Task ▸ State the number of lines that include the string "relative", and write nothing else.

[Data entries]
++++++++++++++++++++

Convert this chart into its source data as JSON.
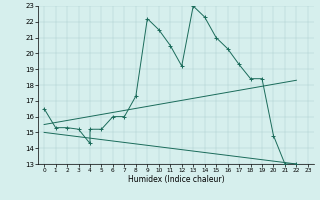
{
  "title": "",
  "xlabel": "Humidex (Indice chaleur)",
  "xlim": [
    -0.5,
    23.5
  ],
  "ylim": [
    13,
    23
  ],
  "yticks": [
    13,
    14,
    15,
    16,
    17,
    18,
    19,
    20,
    21,
    22,
    23
  ],
  "xticks": [
    0,
    1,
    2,
    3,
    4,
    5,
    6,
    7,
    8,
    9,
    10,
    11,
    12,
    13,
    14,
    15,
    16,
    17,
    18,
    19,
    20,
    21,
    22,
    23
  ],
  "bg_color": "#d6efed",
  "line_color": "#1a6b5a",
  "series": [
    {
      "x": [
        0,
        1,
        2,
        3,
        4,
        4,
        5,
        6,
        7,
        8,
        9,
        10,
        11,
        12,
        13,
        14,
        15,
        16,
        17,
        18,
        19,
        20,
        21,
        22
      ],
      "y": [
        16.5,
        15.3,
        15.3,
        15.2,
        14.3,
        15.2,
        15.2,
        16.0,
        16.0,
        17.3,
        22.2,
        21.5,
        20.5,
        19.2,
        23.0,
        22.3,
        21.0,
        20.3,
        19.3,
        18.4,
        18.4,
        14.8,
        13.0,
        13.0
      ]
    },
    {
      "x": [
        0,
        22
      ],
      "y": [
        15.5,
        18.3
      ]
    },
    {
      "x": [
        0,
        22
      ],
      "y": [
        15.0,
        13.0
      ]
    }
  ]
}
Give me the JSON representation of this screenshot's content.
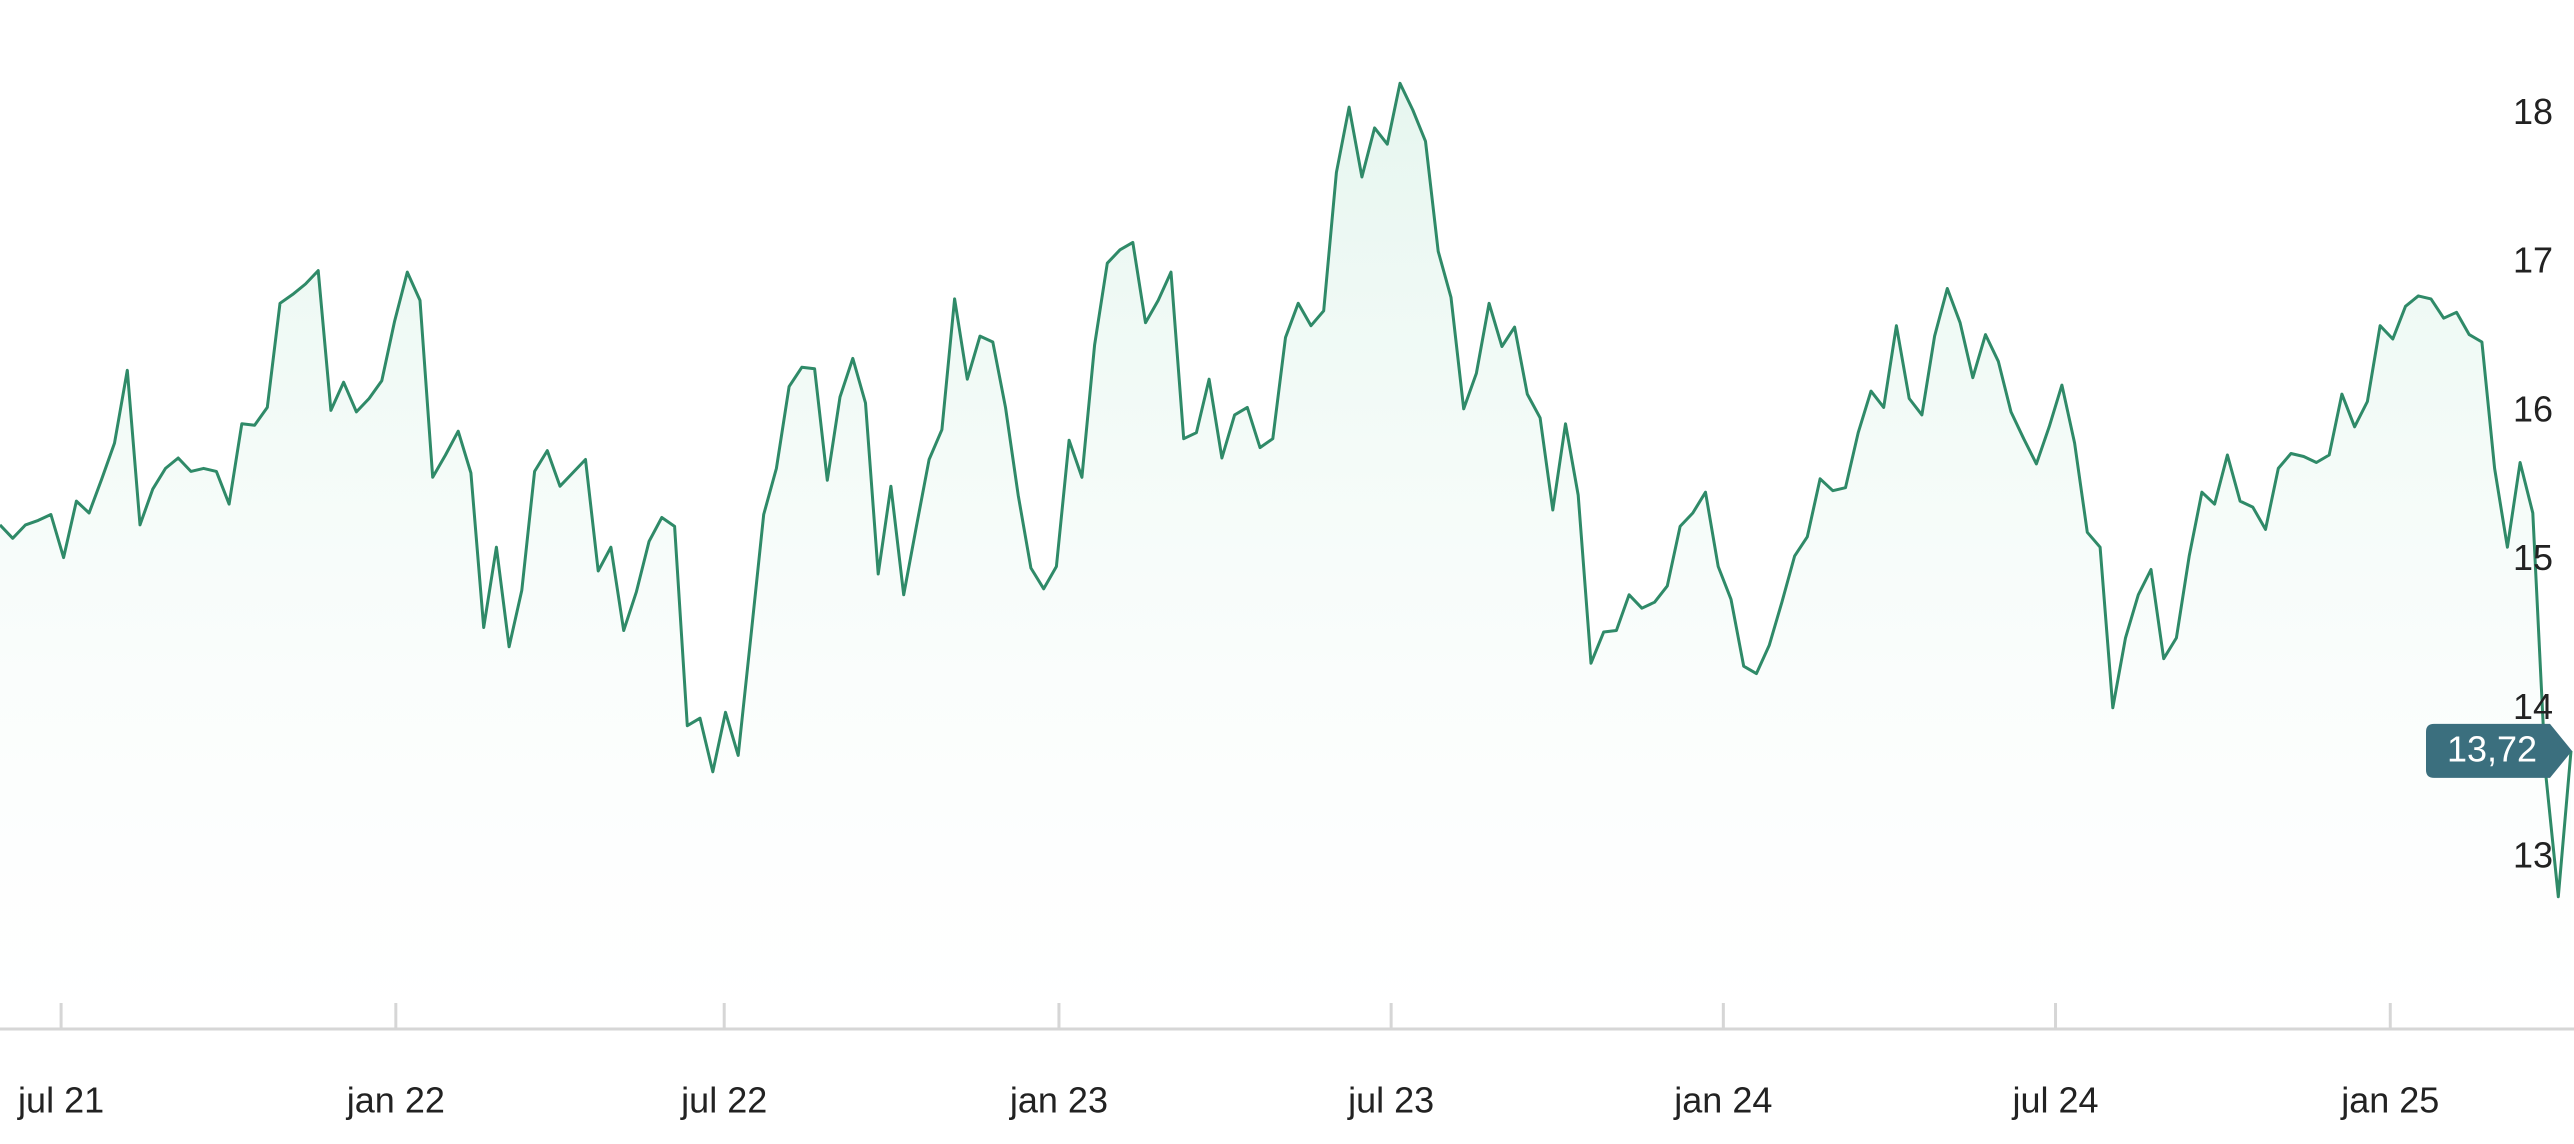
{
  "chart_data": {
    "type": "line",
    "color": "#2f8a68",
    "values": [
      15.24,
      15.15,
      15.24,
      15.27,
      15.31,
      15.02,
      15.4,
      15.32,
      15.55,
      15.79,
      16.28,
      15.24,
      15.48,
      15.62,
      15.69,
      15.6,
      15.62,
      15.6,
      15.38,
      15.92,
      15.91,
      16.03,
      16.73,
      16.79,
      16.86,
      16.95,
      16.01,
      16.2,
      16.0,
      16.09,
      16.21,
      16.61,
      16.94,
      16.75,
      15.56,
      15.71,
      15.87,
      15.59,
      14.55,
      15.09,
      14.42,
      14.8,
      15.6,
      15.74,
      15.5,
      15.59,
      15.68,
      14.93,
      15.09,
      14.53,
      14.79,
      15.13,
      15.29,
      15.23,
      13.89,
      13.94,
      13.58,
      13.98,
      13.69,
      14.49,
      15.31,
      15.62,
      16.17,
      16.3,
      16.29,
      15.54,
      16.1,
      16.36,
      16.06,
      14.91,
      15.5,
      14.77,
      15.23,
      15.68,
      15.88,
      16.76,
      16.22,
      16.51,
      16.47,
      16.03,
      15.44,
      14.95,
      14.81,
      14.96,
      15.81,
      15.56,
      16.45,
      17.0,
      17.09,
      17.14,
      16.6,
      16.75,
      16.94,
      15.82,
      15.86,
      16.22,
      15.69,
      15.98,
      16.03,
      15.76,
      15.82,
      16.5,
      16.73,
      16.58,
      16.68,
      17.61,
      18.05,
      17.58,
      17.91,
      17.8,
      18.21,
      18.03,
      17.82,
      17.08,
      16.77,
      16.02,
      16.26,
      16.73,
      16.44,
      16.57,
      16.12,
      15.96,
      15.34,
      15.92,
      15.44,
      14.31,
      14.52,
      14.53,
      14.77,
      14.68,
      14.72,
      14.83,
      15.23,
      15.32,
      15.46,
      14.96,
      14.74,
      14.29,
      14.24,
      14.43,
      14.72,
      15.03,
      15.16,
      15.55,
      15.47,
      15.49,
      15.86,
      16.14,
      16.03,
      16.58,
      16.09,
      15.98,
      16.51,
      16.83,
      16.6,
      16.23,
      16.52,
      16.34,
      16.0,
      15.82,
      15.65,
      15.9,
      16.18,
      15.79,
      15.19,
      15.09,
      14.01,
      14.48,
      14.77,
      14.94,
      14.34,
      14.48,
      15.03,
      15.46,
      15.38,
      15.71,
      15.4,
      15.36,
      15.21,
      15.62,
      15.72,
      15.7,
      15.66,
      15.71,
      16.12,
      15.9,
      16.07,
      16.58,
      16.49,
      16.71,
      16.78,
      16.76,
      16.63,
      16.67,
      16.52,
      16.47,
      15.62,
      15.09,
      15.66,
      15.32,
      13.58,
      12.74,
      13.72
    ],
    "last_label": {
      "value": 13.72,
      "label": "13,72"
    },
    "xlim": [
      0,
      202
    ],
    "xticks": [
      {
        "value": 4.8,
        "label": "jul 21"
      },
      {
        "value": 31.1,
        "label": "jan 22"
      },
      {
        "value": 56.9,
        "label": "jul 22"
      },
      {
        "value": 83.2,
        "label": "jan 23"
      },
      {
        "value": 109.3,
        "label": "jul 23"
      },
      {
        "value": 135.4,
        "label": "jan 24"
      },
      {
        "value": 161.5,
        "label": "jul 24"
      },
      {
        "value": 187.8,
        "label": "jan 25"
      }
    ],
    "ylim": [
      11.85,
      18.77
    ],
    "yticks": [
      13,
      14,
      15,
      16,
      17,
      18
    ],
    "area_fill": true
  }
}
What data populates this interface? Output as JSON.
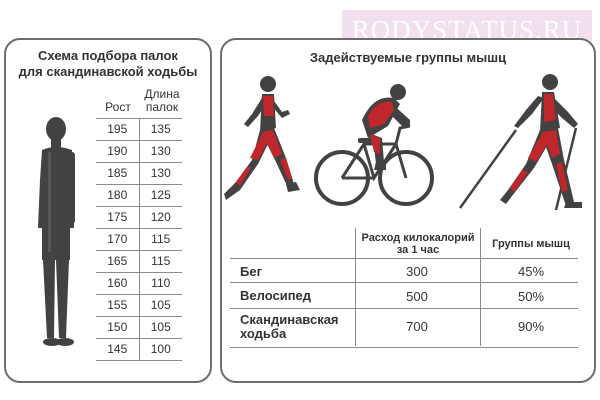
{
  "watermark": "RODYSTATUS.RU",
  "left": {
    "title_line1": "Схема подбора палок",
    "title_line2": "для скандинавской ходьбы",
    "col_height": "Рост",
    "col_length_line1": "Длина",
    "col_length_line2": "палок",
    "rows": [
      {
        "height": "195",
        "length": "135"
      },
      {
        "height": "190",
        "length": "130"
      },
      {
        "height": "185",
        "length": "130"
      },
      {
        "height": "180",
        "length": "125"
      },
      {
        "height": "175",
        "length": "120"
      },
      {
        "height": "170",
        "length": "115"
      },
      {
        "height": "165",
        "length": "115"
      },
      {
        "height": "160",
        "length": "110"
      },
      {
        "height": "155",
        "length": "105"
      },
      {
        "height": "150",
        "length": "105"
      },
      {
        "height": "145",
        "length": "100"
      }
    ]
  },
  "right": {
    "title": "Задействуемые группы мышц",
    "col_calories_line1": "Расход килокалорий",
    "col_calories_line2": "за 1 час",
    "col_muscles": "Группы мышц",
    "rows": [
      {
        "activity": "Бег",
        "calories": "300",
        "muscles": "45%"
      },
      {
        "activity": "Велосипед",
        "calories": "500",
        "muscles": "50%"
      },
      {
        "activity_line1": "Скандинавская",
        "activity_line2": "ходьба",
        "calories": "700",
        "muscles": "90%"
      }
    ]
  },
  "colors": {
    "figure": "#424242",
    "muscle_highlight": "#c0272d",
    "border": "#6d6d6d",
    "watermark_bg": "#eed6e8"
  },
  "icons": [
    "standing-person-icon",
    "runner-icon",
    "cyclist-icon",
    "nordic-walker-icon"
  ]
}
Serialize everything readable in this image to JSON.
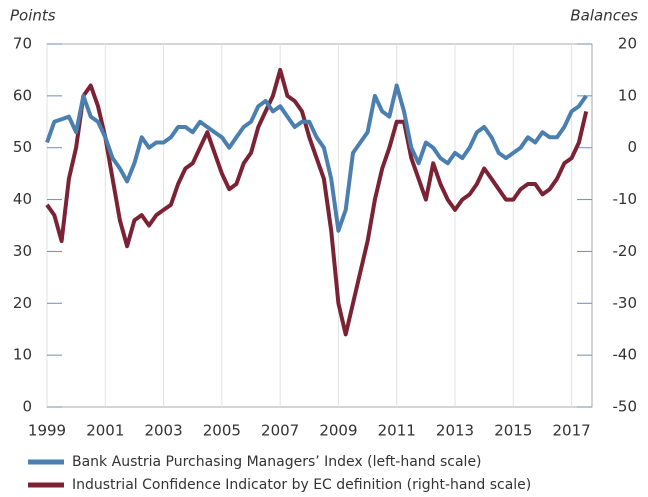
{
  "chart_data": {
    "type": "line",
    "y_label": "Points",
    "y2_label": "Balances",
    "x": [
      1999,
      1999.25,
      1999.5,
      1999.75,
      2000,
      2000.25,
      2000.5,
      2000.75,
      2001,
      2001.25,
      2001.5,
      2001.75,
      2002,
      2002.25,
      2002.5,
      2002.75,
      2003,
      2003.25,
      2003.5,
      2003.75,
      2004,
      2004.25,
      2004.5,
      2004.75,
      2005,
      2005.25,
      2005.5,
      2005.75,
      2006,
      2006.25,
      2006.5,
      2006.75,
      2007,
      2007.25,
      2007.5,
      2007.75,
      2008,
      2008.25,
      2008.5,
      2008.75,
      2009,
      2009.25,
      2009.5,
      2009.75,
      2010,
      2010.25,
      2010.5,
      2010.75,
      2011,
      2011.25,
      2011.5,
      2011.75,
      2012,
      2012.25,
      2012.5,
      2012.75,
      2013,
      2013.25,
      2013.5,
      2013.75,
      2014,
      2014.25,
      2014.5,
      2014.75,
      2015,
      2015.25,
      2015.5,
      2015.75,
      2016,
      2016.25,
      2016.5,
      2016.75,
      2017,
      2017.25,
      2017.5
    ],
    "series": [
      {
        "name": "Bank Austria Purchasing Managers’ Index (left-hand scale)",
        "color": "#4a7fb0",
        "axis": "y",
        "values": [
          51,
          55,
          55.5,
          56,
          53,
          60,
          56,
          55,
          52,
          48,
          46,
          43.5,
          47,
          52,
          50,
          51,
          51,
          52,
          54,
          54,
          53,
          55,
          54,
          53,
          52,
          50,
          52,
          54,
          55,
          58,
          59,
          57,
          58,
          56,
          54,
          55,
          55,
          52,
          50,
          44,
          34,
          38,
          49,
          51,
          53,
          60,
          57,
          56,
          62,
          57,
          50,
          47,
          51,
          50,
          48,
          47,
          49,
          48,
          50,
          53,
          54,
          52,
          49,
          48,
          49,
          50,
          52,
          51,
          53,
          52,
          52,
          54,
          57,
          58,
          60
        ]
      },
      {
        "name": "Industrial Confidence Indicator by EC definition (right-hand scale)",
        "color": "#7b2335",
        "axis": "y2",
        "values": [
          -11,
          -13,
          -18,
          -6,
          0,
          10,
          12,
          8,
          2,
          -6,
          -14,
          -19,
          -14,
          -13,
          -15,
          -13,
          -12,
          -11,
          -7,
          -4,
          -3,
          0,
          3,
          -1,
          -5,
          -8,
          -7,
          -3,
          -1,
          4,
          7,
          10,
          15,
          10,
          9,
          7,
          2,
          -2,
          -6,
          -16,
          -30,
          -36,
          -30,
          -24,
          -18,
          -10,
          -4,
          0,
          5,
          5,
          -2,
          -6,
          -10,
          -3,
          -7,
          -10,
          -12,
          -10,
          -9,
          -7,
          -4,
          -6,
          -8,
          -10,
          -10,
          -8,
          -7,
          -7,
          -9,
          -8,
          -6,
          -3,
          -2,
          1,
          7
        ]
      }
    ],
    "xlim": [
      1999,
      2017.7
    ],
    "xticks": [
      1999,
      2001,
      2003,
      2005,
      2007,
      2009,
      2011,
      2013,
      2015,
      2017
    ],
    "ylim": [
      0,
      70
    ],
    "yticks": [
      0,
      10,
      20,
      30,
      40,
      50,
      60,
      70
    ],
    "y2lim": [
      -50,
      20
    ],
    "y2ticks": [
      -50,
      -40,
      -30,
      -20,
      -10,
      0,
      10,
      20
    ],
    "grid": true
  }
}
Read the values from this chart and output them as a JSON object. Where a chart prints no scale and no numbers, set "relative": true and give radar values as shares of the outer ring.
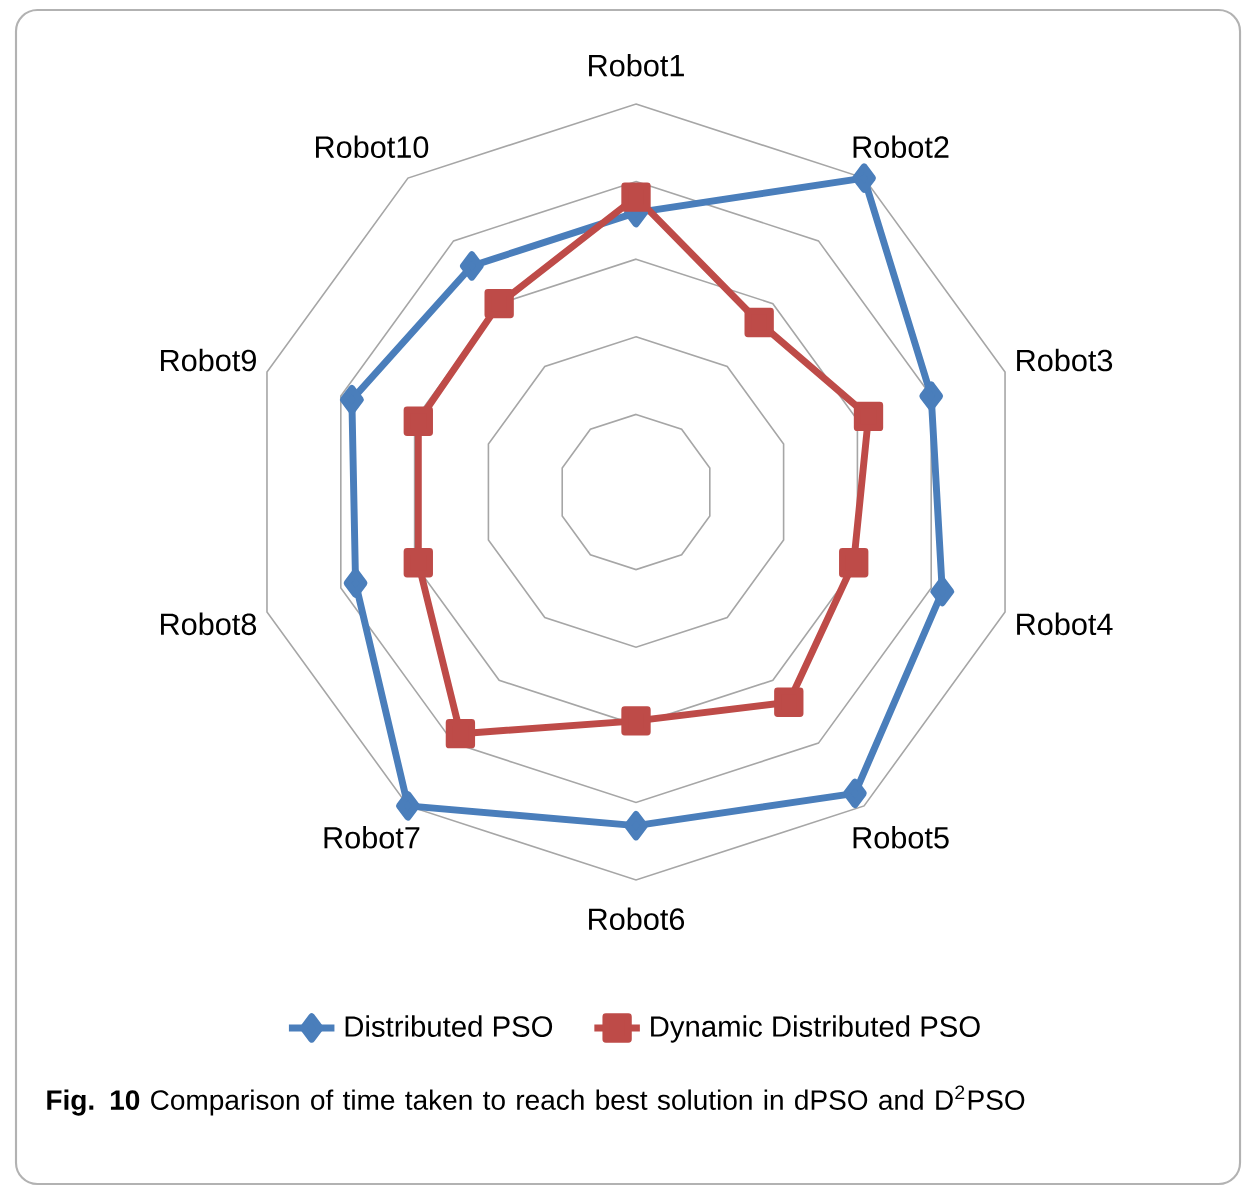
{
  "chart_data": {
    "type": "radar",
    "relative": true,
    "grid": true,
    "legend": "bottom",
    "categories": [
      "Robot1",
      "Robot2",
      "Robot3",
      "Robot4",
      "Robot5",
      "Robot6",
      "Robot7",
      "Robot8",
      "Robot9",
      "Robot10"
    ],
    "series": [
      {
        "name": "Distributed PSO",
        "color": "#4a7ebb",
        "marker": "diamond",
        "values": [
          0.72,
          1.0,
          0.8,
          0.83,
          0.96,
          0.86,
          1.0,
          0.76,
          0.77,
          0.72
        ]
      },
      {
        "name": "Dynamic Distributed PSO",
        "color": "#be4b48",
        "marker": "square",
        "values": [
          0.76,
          0.54,
          0.63,
          0.59,
          0.67,
          0.59,
          0.77,
          0.59,
          0.59,
          0.6
        ]
      }
    ],
    "annotations": [
      "**Fig. 10** Comparison of time taken to reach best solution in dPSO and D$^{2}$PSO"
    ]
  }
}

++++++++++++++++++++

Expected answer ▸ 2